[start of Exercise data]

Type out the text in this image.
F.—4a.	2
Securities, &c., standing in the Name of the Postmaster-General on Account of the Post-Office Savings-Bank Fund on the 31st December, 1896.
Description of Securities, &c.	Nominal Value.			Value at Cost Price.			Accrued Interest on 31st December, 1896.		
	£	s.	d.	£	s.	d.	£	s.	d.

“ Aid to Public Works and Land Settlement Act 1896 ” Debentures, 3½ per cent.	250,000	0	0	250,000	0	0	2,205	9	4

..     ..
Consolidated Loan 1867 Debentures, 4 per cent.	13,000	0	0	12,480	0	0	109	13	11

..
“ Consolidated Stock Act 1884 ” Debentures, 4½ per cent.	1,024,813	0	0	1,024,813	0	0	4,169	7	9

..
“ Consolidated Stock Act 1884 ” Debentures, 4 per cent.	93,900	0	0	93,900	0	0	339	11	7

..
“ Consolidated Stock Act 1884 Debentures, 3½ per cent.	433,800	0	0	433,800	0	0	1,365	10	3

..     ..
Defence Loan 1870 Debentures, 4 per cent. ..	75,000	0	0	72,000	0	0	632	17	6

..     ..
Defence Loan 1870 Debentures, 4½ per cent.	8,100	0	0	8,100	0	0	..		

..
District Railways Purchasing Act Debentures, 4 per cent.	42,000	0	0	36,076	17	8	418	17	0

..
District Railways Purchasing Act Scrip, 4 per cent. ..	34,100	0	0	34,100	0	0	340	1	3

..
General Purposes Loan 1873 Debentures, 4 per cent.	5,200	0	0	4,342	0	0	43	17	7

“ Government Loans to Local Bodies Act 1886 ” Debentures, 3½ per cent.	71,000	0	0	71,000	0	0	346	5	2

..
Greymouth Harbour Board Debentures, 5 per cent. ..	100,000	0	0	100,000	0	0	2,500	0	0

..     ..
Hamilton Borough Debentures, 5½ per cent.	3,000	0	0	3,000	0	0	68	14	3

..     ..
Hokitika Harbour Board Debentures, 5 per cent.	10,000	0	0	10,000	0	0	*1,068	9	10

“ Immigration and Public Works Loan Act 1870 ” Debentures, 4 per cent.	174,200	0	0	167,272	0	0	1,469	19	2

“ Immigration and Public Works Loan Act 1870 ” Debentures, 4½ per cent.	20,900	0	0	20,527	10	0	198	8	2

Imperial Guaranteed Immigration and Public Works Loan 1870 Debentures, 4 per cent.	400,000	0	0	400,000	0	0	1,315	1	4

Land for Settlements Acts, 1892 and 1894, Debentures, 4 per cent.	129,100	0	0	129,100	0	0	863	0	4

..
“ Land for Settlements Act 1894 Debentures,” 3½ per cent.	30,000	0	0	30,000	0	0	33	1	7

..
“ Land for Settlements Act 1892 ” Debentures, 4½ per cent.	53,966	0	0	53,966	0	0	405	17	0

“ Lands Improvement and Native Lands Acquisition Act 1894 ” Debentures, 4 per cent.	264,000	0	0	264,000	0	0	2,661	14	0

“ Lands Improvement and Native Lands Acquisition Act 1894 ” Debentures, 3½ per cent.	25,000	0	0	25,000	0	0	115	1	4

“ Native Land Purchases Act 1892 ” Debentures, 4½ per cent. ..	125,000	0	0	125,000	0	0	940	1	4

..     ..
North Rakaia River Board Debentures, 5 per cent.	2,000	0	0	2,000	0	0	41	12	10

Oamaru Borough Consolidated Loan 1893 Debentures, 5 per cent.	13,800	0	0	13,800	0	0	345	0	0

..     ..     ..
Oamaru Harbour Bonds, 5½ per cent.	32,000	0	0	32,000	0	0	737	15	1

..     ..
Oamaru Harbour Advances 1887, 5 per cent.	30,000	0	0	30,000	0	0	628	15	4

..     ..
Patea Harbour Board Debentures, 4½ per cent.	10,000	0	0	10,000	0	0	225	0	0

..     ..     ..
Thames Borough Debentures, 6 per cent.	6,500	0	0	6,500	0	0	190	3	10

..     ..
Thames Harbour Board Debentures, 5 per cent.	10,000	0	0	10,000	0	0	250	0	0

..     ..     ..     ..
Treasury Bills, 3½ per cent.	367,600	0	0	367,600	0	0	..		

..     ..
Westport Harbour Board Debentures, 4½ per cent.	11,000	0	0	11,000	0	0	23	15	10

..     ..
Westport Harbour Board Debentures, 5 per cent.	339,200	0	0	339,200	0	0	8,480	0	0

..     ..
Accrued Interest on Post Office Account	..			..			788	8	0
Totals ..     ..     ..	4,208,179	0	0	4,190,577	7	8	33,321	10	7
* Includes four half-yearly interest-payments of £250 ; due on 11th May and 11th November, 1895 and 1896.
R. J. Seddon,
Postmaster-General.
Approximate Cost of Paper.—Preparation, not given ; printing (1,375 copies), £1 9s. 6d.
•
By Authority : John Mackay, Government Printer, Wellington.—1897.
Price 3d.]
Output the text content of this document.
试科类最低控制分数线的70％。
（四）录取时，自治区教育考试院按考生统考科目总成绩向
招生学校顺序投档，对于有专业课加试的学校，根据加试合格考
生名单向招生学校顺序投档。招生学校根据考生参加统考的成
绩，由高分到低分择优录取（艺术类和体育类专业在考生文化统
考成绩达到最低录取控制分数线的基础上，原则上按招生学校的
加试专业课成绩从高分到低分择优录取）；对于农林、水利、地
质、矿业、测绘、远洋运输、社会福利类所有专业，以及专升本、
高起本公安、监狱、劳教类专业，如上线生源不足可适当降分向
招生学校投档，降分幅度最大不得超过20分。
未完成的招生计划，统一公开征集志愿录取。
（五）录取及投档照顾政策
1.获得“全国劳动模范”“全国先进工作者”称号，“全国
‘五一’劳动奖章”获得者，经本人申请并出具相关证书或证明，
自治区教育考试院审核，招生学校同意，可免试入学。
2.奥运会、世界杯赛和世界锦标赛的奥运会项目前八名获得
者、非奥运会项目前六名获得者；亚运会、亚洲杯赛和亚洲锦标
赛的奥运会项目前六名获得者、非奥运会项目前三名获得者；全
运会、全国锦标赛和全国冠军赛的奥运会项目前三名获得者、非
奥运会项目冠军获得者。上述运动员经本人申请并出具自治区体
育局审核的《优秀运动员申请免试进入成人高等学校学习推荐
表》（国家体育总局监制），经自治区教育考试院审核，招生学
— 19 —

[end of Exercise data]

Short task = Repeat the data above, word for word.

Solved exercise =
Type out the text in this image.
F.—4a.	2
Securities, &c., standing in the Name of the Postmaster-General on Account of the Post-Office Savings-Bank Fund on the 31st December, 1896.
Description of Securities, &c.	Nominal Value.			Value at Cost Price.			Accrued Interest on 31st December, 1896.		
	£	s.	d.	£	s.	d.	£	s.	d.

“ Aid to Public Works and Land Settlement Act 1896 ” Debentures, 3½ per cent.	250,000	0	0	250,000	0	0	2,205	9	4

..     ..
Consolidated Loan 1867 Debentures, 4 per cent.	13,000	0	0	12,480	0	0	109	13	11

..
“ Consolidated Stock Act 1884 ” Debentures, 4½ per cent.	1,024,813	0	0	1,024,813	0	0	4,169	7	9

..
“ Consolidated Stock Act 1884 ” Debentures, 4 per cent.	93,900	0	0	93,900	0	0	339	11	7

..
“ Consolidated Stock Act 1884 Debentures, 3½ per cent.	433,800	0	0	433,800	0	0	1,365	10	3

..     ..
Defence Loan 1870 Debentures, 4 per cent. ..	75,000	0	0	72,000	0	0	632	17	6

..     ..
Defence Loan 1870 Debentures, 4½ per cent.	8,100	0	0	8,100	0	0	..		

..
District Railways Purchasing Act Debentures, 4 per cent.	42,000	0	0	36,076	17	8	418	17	0

..
District Railways Purchasing Act Scrip, 4 per cent. ..	34,100	0	0	34,100	0	0	340	1	3

..
General Purposes Loan 1873 Debentures, 4 per cent.	5,200	0	0	4,342	0	0	43	17	7

“ Government Loans to Local Bodies Act 1886 ” Debentures, 3½ per cent.	71,000	0	0	71,000	0	0	346	5	2

..
Greymouth Harbour Board Debentures, 5 per cent. ..	100,000	0	0	100,000	0	0	2,500	0	0

..     ..
Hamilton Borough Debentures, 5½ per cent.	3,000	0	0	3,000	0	0	68	14	3

..     ..
Hokitika Harbour Board Debentures, 5 per cent.	10,000	0	0	10,000	0	0	*1,068	9	10

“ Immigration and Public Works Loan Act 1870 ” Debentures, 4 per cent.	174,200	0	0	167,272	0	0	1,469	19	2

“ Immigration and Public Works Loan Act 1870 ” Debentures, 4½ per cent.	20,900	0	0	20,527	10	0	198	8	2

Imperial Guaranteed Immigration and Public Works Loan 1870 Debentures, 4 per cent.	400,000	0	0	400,000	0	0	1,315	1	4

Land for Settlements Acts, 1892 and 1894, Debentures, 4 per cent.	129,100	0	0	129,100	0	0	863	0	4

..
“ Land for Settlements Act 1894 Debentures,” 3½ per cent.	30,000	0	0	30,000	0	0	33	1	7

..
“ Land for Settlements Act 1892 ” Debentures, 4½ per cent.	53,966	0	0	53,966	0	0	405	17	0

“ Lands Improvement and Native Lands Acquisition Act 1894 ” Debentures, 4 per cent.	264,000	0	0	264,000	0	0	2,661	14	0

“ Lands Improvement and Native Lands Acquisition Act 1894 ” Debentures, 3½ per cent.	25,000	0	0	25,000	0	0	115	1	4

“ Native Land Purchases Act 1892 ” Debentures, 4½ per cent. ..	125,000	0	0	125,000	0	0	940	1	4

..     ..
North Rakaia River Board Debentures, 5 per cent.	2,000	0	0	2,000	0	0	41	12	10

Oamaru Borough Consolidated Loan 1893 Debentures, 5 per cent.	13,800	0	0	13,800	0	0	345	0	0

..     ..     ..
Oamaru Harbour Bonds, 5½ per cent.	32,000	0	0	32,000	0	0	737	15	1

..     ..
Oamaru Harbour Advances 1887, 5 per cent.	30,000	0	0	30,000	0	0	628	15	4

..     ..
Patea Harbour Board Debentures, 4½ per cent.	10,000	0	0	10,000	0	0	225	0	0

..     ..     ..
Thames Borough Debentures, 6 per cent.	6,500	0	0	6,500	0	0	190	3	10

..     ..
Thames Harbour Board Debentures, 5 per cent.	10,000	0	0	10,000	0	0	250	0	0

..     ..     ..     ..
Treasury Bills, 3½ per cent.	367,600	0	0	367,600	0	0	..		

..     ..
Westport Harbour Board Debentures, 4½ per cent.	11,000	0	0	11,000	0	0	23	15	10

..     ..
Westport Harbour Board Debentures, 5 per cent.	339,200	0	0	339,200	0	0	8,480	0	0

..     ..
Accrued Interest on Post Office Account	..			..			788	8	0
Totals ..     ..     ..	4,208,179	0	0	4,190,577	7	8	33,321	10	7
* Includes four half-yearly interest-payments of £250 ; due on 11th May and 11th November, 1895 and 1896.
R. J. Seddon,
Postmaster-General.
Approximate Cost of Paper.—Preparation, not given ; printing (1,375 copies), £1 9s. 6d.
•
By Authority : John Mackay, Government Printer, Wellington.—1897.
Price 3d.]
Output the text content of this document.
试科类最低控制分数线的70％。
（四）录取时，自治区教育考试院按考生统考科目总成绩向
招生学校顺序投档，对于有专业课加试的学校，根据加试合格考
生名单向招生学校顺序投档。招生学校根据考生参加统考的成
绩，由高分到低分择优录取（艺术类和体育类专业在考生文化统
考成绩达到最低录取控制分数线的基础上，原则上按招生学校的
加试专业课成绩从高分到低分择优录取）；对于农林、水利、地
质、矿业、测绘、远洋运输、社会福利类所有专业，以及专升本、
高起本公安、监狱、劳教类专业，如上线生源不足可适当降分向
招生学校投档，降分幅度最大不得超过20分。
未完成的招生计划，统一公开征集志愿录取。
（五）录取及投档照顾政策
1.获得“全国劳动模范”“全国先进工作者”称号，“全国
‘五一’劳动奖章”获得者，经本人申请并出具相关证书或证明，
自治区教育考试院审核，招生学校同意，可免试入学。
2.奥运会、世界杯赛和世界锦标赛的奥运会项目前八名获得
者、非奥运会项目前六名获得者；亚运会、亚洲杯赛和亚洲锦标
赛的奥运会项目前六名获得者、非奥运会项目前三名获得者；全
运会、全国锦标赛和全国冠军赛的奥运会项目前三名获得者、非
奥运会项目冠军获得者。上述运动员经本人申请并出具自治区体
育局审核的《优秀运动员申请免试进入成人高等学校学习推荐
表》（国家体育总局监制），经自治区教育考试院审核，招生学
— 19 —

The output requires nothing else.